• **SET PROBLEM**:
Look through the data below. Pick out the lines holding the string "Mosaico".

• **PROVIDED DATA**:
#####
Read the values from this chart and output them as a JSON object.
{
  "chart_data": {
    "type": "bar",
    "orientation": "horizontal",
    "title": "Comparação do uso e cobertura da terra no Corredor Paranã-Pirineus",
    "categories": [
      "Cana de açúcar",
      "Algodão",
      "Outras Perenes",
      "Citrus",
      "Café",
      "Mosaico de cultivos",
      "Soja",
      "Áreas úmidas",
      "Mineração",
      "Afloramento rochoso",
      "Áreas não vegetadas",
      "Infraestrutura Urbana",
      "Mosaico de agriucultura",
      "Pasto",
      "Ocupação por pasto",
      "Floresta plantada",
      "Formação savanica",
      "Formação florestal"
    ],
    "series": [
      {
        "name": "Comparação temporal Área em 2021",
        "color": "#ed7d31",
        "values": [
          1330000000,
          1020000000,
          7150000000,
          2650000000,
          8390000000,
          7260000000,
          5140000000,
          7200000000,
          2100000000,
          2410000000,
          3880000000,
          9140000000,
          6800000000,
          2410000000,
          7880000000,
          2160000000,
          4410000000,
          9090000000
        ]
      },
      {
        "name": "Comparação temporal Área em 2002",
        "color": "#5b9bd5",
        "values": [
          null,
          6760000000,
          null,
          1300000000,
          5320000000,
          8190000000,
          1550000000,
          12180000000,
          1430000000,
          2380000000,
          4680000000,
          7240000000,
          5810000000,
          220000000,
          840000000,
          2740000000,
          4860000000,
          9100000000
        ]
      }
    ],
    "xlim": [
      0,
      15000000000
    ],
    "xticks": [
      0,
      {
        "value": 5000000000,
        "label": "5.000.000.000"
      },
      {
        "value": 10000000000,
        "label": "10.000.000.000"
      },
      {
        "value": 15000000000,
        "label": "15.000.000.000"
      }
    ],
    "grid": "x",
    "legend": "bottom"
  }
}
#####
• **COMPLETE OUTPUT**:
      "Mosaico de cultivos",
      "Mosaico de agriucultura",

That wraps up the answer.